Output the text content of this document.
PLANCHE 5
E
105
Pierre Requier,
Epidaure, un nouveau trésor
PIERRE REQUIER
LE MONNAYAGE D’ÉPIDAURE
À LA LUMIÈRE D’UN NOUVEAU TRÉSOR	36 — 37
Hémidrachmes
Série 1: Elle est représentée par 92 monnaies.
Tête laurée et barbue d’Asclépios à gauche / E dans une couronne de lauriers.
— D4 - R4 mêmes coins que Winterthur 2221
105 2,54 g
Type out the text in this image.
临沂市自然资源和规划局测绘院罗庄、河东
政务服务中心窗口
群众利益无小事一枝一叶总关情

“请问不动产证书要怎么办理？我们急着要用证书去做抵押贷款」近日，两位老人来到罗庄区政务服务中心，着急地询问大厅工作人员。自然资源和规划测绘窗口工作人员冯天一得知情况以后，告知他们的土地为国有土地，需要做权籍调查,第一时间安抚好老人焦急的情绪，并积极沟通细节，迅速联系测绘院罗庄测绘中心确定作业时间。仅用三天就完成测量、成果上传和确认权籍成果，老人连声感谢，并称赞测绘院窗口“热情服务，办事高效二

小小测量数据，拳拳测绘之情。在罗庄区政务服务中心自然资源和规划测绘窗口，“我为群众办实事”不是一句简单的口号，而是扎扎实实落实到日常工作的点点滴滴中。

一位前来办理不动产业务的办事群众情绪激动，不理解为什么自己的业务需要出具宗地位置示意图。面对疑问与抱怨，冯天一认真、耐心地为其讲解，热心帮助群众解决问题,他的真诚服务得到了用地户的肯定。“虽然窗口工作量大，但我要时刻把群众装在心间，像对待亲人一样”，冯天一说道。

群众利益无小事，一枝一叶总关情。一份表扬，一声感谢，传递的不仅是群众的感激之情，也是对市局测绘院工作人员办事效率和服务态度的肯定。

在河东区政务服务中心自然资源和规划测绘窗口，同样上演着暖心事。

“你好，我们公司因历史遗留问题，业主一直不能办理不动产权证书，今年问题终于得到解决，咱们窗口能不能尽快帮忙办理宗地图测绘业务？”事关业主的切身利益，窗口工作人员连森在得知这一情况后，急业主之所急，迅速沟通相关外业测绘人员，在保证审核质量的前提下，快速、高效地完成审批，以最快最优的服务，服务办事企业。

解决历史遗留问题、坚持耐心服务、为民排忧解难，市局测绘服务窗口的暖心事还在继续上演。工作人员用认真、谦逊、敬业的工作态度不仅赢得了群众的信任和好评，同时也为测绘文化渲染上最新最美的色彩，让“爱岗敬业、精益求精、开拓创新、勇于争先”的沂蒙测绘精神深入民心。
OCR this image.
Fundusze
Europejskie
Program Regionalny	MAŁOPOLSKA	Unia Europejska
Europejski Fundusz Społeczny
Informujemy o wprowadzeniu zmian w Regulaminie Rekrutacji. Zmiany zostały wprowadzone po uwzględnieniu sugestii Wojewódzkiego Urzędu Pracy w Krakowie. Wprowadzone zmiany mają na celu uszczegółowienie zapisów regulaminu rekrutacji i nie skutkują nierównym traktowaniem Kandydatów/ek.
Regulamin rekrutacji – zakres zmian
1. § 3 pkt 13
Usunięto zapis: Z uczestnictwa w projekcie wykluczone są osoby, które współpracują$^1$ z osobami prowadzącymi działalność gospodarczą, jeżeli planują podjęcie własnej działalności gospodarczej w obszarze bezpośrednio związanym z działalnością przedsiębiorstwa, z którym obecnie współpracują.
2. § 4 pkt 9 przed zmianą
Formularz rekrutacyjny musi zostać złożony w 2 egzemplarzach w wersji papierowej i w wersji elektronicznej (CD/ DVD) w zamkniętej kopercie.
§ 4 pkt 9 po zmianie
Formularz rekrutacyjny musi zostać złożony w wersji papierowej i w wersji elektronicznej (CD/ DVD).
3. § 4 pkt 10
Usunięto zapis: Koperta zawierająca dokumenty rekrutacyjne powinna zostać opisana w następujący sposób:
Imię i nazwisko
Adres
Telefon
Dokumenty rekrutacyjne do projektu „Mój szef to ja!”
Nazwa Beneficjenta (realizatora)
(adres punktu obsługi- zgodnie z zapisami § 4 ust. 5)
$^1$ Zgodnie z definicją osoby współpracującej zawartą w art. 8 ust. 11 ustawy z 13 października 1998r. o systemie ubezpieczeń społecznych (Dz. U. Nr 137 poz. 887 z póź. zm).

··········

## DIRECTION
Pull out the lines above in which the word "rekrutacyjne" appears.

## RESPONSE
Usunięto zapis: Koperta zawierająca dokumenty rekrutacyjne powinna zostać opisana w następujący sposób:
Dokumenty rekrutacyjne do projektu „Mój szef to ja!”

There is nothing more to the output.